Four Common Retirement Mistakes You Could Be Making Lake Point Advisory

Practice makes perfect, but unfortunately, retirement isn’t something you can practice. It typically happens one time, and there may not be many opportunities to learn from your mistakes. The best way to avoid making mistakes in the first place is to educate yourself and create a plan. Here are some common retirement mistakes you could be making.

Wishing for the Best Instead of Preparing for the Worst

We saw record highs in 2021, but 2022 may turn out to be an entirely different story. The market may continue to react poorly to the prospect of slow economic growth, rising interest rates, and high inflation. When you’re nearing or in retirement, market ups and downs can definitely be a source of worry. But rather than making hasty decisions driven by emotion, talk to us about creating a solid investment strategy that takes your risk tolerance into account.

Forgetting About Old 401(k)s

If you have a 401(k) still with a former employer, consider your options. You can roll your old 401(k) into your current one, roll it into an IRA, or convert part or all of it into a Roth IRA. Know how your investment options can expand, how to avoid tax traps, and what you’ll do with any company stock in your old 401(k). Find out how much you’re paying in 401(k) fees and if rolling it over into an IRA could mean lower investment fees and more investment options.

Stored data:
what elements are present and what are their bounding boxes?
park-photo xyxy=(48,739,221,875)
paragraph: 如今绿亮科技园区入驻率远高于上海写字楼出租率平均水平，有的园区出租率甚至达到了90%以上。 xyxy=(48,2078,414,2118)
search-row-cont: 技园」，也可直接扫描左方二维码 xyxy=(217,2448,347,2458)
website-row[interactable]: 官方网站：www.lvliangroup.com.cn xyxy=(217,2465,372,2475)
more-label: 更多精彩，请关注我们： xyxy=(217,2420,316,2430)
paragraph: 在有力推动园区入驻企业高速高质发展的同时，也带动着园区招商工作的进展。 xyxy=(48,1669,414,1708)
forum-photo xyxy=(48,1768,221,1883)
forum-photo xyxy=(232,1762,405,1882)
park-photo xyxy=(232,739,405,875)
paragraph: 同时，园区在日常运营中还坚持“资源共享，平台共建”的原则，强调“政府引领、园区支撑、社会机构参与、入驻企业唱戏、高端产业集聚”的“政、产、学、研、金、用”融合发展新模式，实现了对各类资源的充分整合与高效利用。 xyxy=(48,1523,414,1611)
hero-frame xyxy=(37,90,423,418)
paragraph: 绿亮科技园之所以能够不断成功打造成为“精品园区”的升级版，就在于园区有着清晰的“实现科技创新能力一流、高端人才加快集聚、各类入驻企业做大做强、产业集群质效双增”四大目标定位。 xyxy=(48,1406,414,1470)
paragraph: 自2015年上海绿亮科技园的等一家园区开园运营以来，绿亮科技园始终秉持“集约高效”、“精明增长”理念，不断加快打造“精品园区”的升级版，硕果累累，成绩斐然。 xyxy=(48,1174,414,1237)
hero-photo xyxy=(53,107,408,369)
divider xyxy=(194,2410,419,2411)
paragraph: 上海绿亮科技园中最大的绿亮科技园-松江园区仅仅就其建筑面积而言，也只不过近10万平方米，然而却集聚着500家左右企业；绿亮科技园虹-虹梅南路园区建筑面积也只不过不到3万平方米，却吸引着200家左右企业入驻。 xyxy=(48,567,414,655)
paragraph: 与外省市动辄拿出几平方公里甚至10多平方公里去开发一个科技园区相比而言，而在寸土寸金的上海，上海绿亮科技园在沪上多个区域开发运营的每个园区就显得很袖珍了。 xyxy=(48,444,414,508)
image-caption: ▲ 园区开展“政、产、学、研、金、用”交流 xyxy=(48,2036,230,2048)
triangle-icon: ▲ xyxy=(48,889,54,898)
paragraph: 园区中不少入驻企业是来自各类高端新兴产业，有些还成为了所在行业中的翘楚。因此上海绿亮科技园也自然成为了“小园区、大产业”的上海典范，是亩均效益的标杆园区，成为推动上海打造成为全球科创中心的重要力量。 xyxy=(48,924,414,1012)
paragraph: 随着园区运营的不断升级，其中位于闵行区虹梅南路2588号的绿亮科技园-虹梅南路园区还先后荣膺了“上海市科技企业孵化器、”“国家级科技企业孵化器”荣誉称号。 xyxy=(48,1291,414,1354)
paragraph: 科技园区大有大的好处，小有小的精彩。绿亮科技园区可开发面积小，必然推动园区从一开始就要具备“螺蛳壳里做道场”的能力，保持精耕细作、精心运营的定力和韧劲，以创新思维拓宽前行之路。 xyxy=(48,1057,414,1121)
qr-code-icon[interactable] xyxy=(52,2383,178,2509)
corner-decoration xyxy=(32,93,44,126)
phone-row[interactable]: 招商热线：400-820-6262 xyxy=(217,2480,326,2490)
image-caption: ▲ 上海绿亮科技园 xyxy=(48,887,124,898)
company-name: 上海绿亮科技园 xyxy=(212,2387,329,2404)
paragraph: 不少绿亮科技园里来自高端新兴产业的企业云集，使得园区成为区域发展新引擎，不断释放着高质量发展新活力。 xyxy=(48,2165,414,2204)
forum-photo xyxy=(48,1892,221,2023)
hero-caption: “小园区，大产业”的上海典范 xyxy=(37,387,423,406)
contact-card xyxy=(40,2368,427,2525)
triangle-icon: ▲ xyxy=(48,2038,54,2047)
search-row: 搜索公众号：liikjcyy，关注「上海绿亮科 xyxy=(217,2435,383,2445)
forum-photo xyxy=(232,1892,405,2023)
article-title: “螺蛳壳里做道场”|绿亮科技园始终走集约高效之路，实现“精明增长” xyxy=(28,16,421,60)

◆ **EXERCISE SET**:
a - Based on the retirement mistakes article, decide whether each statement agrees with it: (i) retirement typically happens one time; (ii) record market highs were seen in 2022; (iii) an old 401(k) can be converted into a Roth IRA. Answer yes or no for each and quote the deciding words.
b - According to the retirement mistakes article, what prospect may the market continue to react poorly to?
c - Translate this sentence from the retirement mistakes article into Spanish: "The best way to avoid making mistakes in the first place is to educate yourself and create a plan."

◆ **PER-TASK OUTPUTS**:
a -
(i) Yes: "It typically happens one time"
(ii) No: "We saw record highs in 2021, but 2022 may turn out to be an entirely different story."
(iii) Yes: "convert part or all of it into a Roth IRA"

b - Slow economic growth, rising interest rates, and high inflation.

c - La mejor manera de evitar cometer errores desde un principio es educarse y crear un plan.